Data entries:
########
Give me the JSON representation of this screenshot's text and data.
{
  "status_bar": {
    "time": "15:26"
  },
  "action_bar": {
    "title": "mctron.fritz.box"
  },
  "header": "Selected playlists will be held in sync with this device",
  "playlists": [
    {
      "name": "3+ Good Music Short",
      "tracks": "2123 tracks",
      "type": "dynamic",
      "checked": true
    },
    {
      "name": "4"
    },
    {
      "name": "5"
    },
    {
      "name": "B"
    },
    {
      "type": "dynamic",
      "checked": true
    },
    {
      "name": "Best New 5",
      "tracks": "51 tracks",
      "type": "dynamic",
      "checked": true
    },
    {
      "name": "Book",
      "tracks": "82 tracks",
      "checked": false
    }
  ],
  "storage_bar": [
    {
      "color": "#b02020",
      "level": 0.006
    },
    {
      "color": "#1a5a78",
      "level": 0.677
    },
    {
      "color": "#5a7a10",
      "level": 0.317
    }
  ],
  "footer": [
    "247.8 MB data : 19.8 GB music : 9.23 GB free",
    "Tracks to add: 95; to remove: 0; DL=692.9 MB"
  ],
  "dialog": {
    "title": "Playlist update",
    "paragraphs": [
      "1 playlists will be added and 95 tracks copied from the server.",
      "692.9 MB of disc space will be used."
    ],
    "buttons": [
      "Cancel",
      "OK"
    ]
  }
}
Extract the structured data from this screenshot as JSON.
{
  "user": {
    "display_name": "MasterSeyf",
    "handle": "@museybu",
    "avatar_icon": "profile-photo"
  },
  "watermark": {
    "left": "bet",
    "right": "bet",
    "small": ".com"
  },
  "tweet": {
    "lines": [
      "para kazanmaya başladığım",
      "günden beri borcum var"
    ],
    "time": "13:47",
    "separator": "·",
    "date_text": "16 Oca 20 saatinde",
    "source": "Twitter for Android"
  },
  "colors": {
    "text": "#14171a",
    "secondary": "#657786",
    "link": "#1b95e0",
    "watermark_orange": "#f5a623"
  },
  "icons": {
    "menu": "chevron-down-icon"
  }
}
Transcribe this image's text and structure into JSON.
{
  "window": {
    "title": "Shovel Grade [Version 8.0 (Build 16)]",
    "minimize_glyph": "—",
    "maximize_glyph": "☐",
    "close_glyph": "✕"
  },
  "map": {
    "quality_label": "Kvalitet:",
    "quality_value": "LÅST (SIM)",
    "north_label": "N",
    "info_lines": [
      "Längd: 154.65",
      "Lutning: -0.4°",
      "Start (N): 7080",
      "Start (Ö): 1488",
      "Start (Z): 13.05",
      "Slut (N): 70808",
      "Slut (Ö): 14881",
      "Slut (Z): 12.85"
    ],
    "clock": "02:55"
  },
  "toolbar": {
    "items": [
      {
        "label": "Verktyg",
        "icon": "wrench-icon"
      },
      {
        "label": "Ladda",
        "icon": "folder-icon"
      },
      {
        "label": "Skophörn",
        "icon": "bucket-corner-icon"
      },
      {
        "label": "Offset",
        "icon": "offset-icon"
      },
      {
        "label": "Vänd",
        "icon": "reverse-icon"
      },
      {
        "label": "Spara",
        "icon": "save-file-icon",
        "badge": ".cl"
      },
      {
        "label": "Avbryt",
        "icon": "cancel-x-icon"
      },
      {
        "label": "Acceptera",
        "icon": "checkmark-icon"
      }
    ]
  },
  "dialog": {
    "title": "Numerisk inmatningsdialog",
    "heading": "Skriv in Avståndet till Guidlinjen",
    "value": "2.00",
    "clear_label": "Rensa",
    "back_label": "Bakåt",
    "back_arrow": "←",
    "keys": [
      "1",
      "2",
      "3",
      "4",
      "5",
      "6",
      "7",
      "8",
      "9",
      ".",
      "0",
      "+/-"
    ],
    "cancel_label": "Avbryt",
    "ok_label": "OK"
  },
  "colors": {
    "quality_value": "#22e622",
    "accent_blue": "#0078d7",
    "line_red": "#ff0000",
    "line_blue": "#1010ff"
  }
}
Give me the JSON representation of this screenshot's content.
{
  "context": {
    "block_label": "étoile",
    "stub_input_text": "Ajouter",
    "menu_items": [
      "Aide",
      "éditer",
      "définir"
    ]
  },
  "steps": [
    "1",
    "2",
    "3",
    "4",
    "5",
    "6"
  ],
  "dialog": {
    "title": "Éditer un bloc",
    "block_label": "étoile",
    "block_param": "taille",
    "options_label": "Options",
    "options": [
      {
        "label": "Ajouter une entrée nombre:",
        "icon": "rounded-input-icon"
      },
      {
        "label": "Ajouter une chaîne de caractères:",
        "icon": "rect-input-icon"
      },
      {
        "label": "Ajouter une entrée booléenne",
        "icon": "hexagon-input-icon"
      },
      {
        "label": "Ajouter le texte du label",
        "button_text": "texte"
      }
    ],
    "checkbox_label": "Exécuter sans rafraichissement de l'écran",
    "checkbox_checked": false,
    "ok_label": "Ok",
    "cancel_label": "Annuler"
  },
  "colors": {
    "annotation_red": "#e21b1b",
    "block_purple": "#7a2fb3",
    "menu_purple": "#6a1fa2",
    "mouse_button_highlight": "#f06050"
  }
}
########
Problem
Take the lines above and retype all of them exactly.

Answer to this exercise
Give me the JSON representation of this screenshot's text and data.
{
  "status_bar": {
    "time": "15:26"
  },
  "action_bar": {
    "title": "mctron.fritz.box"
  },
  "header": "Selected playlists will be held in sync with this device",
  "playlists": [
    {
      "name": "3+ Good Music Short",
      "tracks": "2123 tracks",
      "type": "dynamic",
      "checked": true
    },
    {
      "name": "4"
    },
    {
      "name": "5"
    },
    {
      "name": "B"
    },
    {
      "type": "dynamic",
      "checked": true
    },
    {
      "name": "Best New 5",
      "tracks": "51 tracks",
      "type": "dynamic",
      "checked": true
    },
    {
      "name": "Book",
      "tracks": "82 tracks",
      "checked": false
    }
  ],
  "storage_bar": [
    {
      "color": "#b02020",
      "level": 0.006
    },
    {
      "color": "#1a5a78",
      "level": 0.677
    },
    {
      "color": "#5a7a10",
      "level": 0.317
    }
  ],
  "footer": [
    "247.8 MB data : 19.8 GB music : 9.23 GB free",
    "Tracks to add: 95; to remove: 0; DL=692.9 MB"
  ],
  "dialog": {
    "title": "Playlist update",
    "paragraphs": [
      "1 playlists will be added and 95 tracks copied from the server.",
      "692.9 MB of disc space will be used."
    ],
    "buttons": [
      "Cancel",
      "OK"
    ]
  }
}
Extract the structured data from this screenshot as JSON.
{
  "user": {
    "display_name": "MasterSeyf",
    "handle": "@museybu",
    "avatar_icon": "profile-photo"
  },
  "watermark": {
    "left": "bet",
    "right": "bet",
    "small": ".com"
  },
  "tweet": {
    "lines": [
      "para kazanmaya başladığım",
      "günden beri borcum var"
    ],
    "time": "13:47",
    "separator": "·",
    "date_text": "16 Oca 20 saatinde",
    "source": "Twitter for Android"
  },
  "colors": {
    "text": "#14171a",
    "secondary": "#657786",
    "link": "#1b95e0",
    "watermark_orange": "#f5a623"
  },
  "icons": {
    "menu": "chevron-down-icon"
  }
}
Transcribe this image's text and structure into JSON.
{
  "window": {
    "title": "Shovel Grade [Version 8.0 (Build 16)]",
    "minimize_glyph": "—",
    "maximize_glyph": "☐",
    "close_glyph": "✕"
  },
  "map": {
    "quality_label": "Kvalitet:",
    "quality_value": "LÅST (SIM)",
    "north_label": "N",
    "info_lines": [
      "Längd: 154.65",
      "Lutning: -0.4°",
      "Start (N): 7080",
      "Start (Ö): 1488",
      "Start (Z): 13.05",
      "Slut (N): 70808",
      "Slut (Ö): 14881",
      "Slut (Z): 12.85"
    ],
    "clock": "02:55"
  },
  "toolbar": {
    "items": [
      {
        "label": "Verktyg",
        "icon": "wrench-icon"
      },
      {
        "label": "Ladda",
        "icon": "folder-icon"
      },
      {
        "label": "Skophörn",
        "icon": "bucket-corner-icon"
      },
      {
        "label": "Offset",
        "icon": "offset-icon"
      },
      {
        "label": "Vänd",
        "icon": "reverse-icon"
      },
      {
        "label": "Spara",
        "icon": "save-file-icon",
        "badge": ".cl"
      },
      {
        "label": "Avbryt",
        "icon": "cancel-x-icon"
      },
      {
        "label": "Acceptera",
        "icon": "checkmark-icon"
      }
    ]
  },
  "dialog": {
    "title": "Numerisk inmatningsdialog",
    "heading": "Skriv in Avståndet till Guidlinjen",
    "value": "2.00",
    "clear_label": "Rensa",
    "back_label": "Bakåt",
    "back_arrow": "←",
    "keys": [
      "1",
      "2",
      "3",
      "4",
      "5",
      "6",
      "7",
      "8",
      "9",
      ".",
      "0",
      "+/-"
    ],
    "cancel_label": "Avbryt",
    "ok_label": "OK"
  },
  "colors": {
    "quality_value": "#22e622",
    "accent_blue": "#0078d7",
    "line_red": "#ff0000",
    "line_blue": "#1010ff"
  }
}
Give me the JSON representation of this screenshot's content.
{
  "context": {
    "block_label": "étoile",
    "stub_input_text": "Ajouter",
    "menu_items": [
      "Aide",
      "éditer",
      "définir"
    ]
  },
  "steps": [
    "1",
    "2",
    "3",
    "4",
    "5",
    "6"
  ],
  "dialog": {
    "title": "Éditer un bloc",
    "block_label": "étoile",
    "block_param": "taille",
    "options_label": "Options",
    "options": [
      {
        "label": "Ajouter une entrée nombre:",
        "icon": "rounded-input-icon"
      },
      {
        "label": "Ajouter une chaîne de caractères:",
        "icon": "rect-input-icon"
      },
      {
        "label": "Ajouter une entrée booléenne",
        "icon": "hexagon-input-icon"
      },
      {
        "label": "Ajouter le texte du label",
        "button_text": "texte"
      }
    ],
    "checkbox_label": "Exécuter sans rafraichissement de l'écran",
    "checkbox_checked": false,
    "ok_label": "Ok",
    "cancel_label": "Annuler"
  },
  "colors": {
    "annotation_red": "#e21b1b",
    "block_purple": "#7a2fb3",
    "menu_purple": "#6a1fa2",
    "mouse_button_highlight": "#f06050"
  }
}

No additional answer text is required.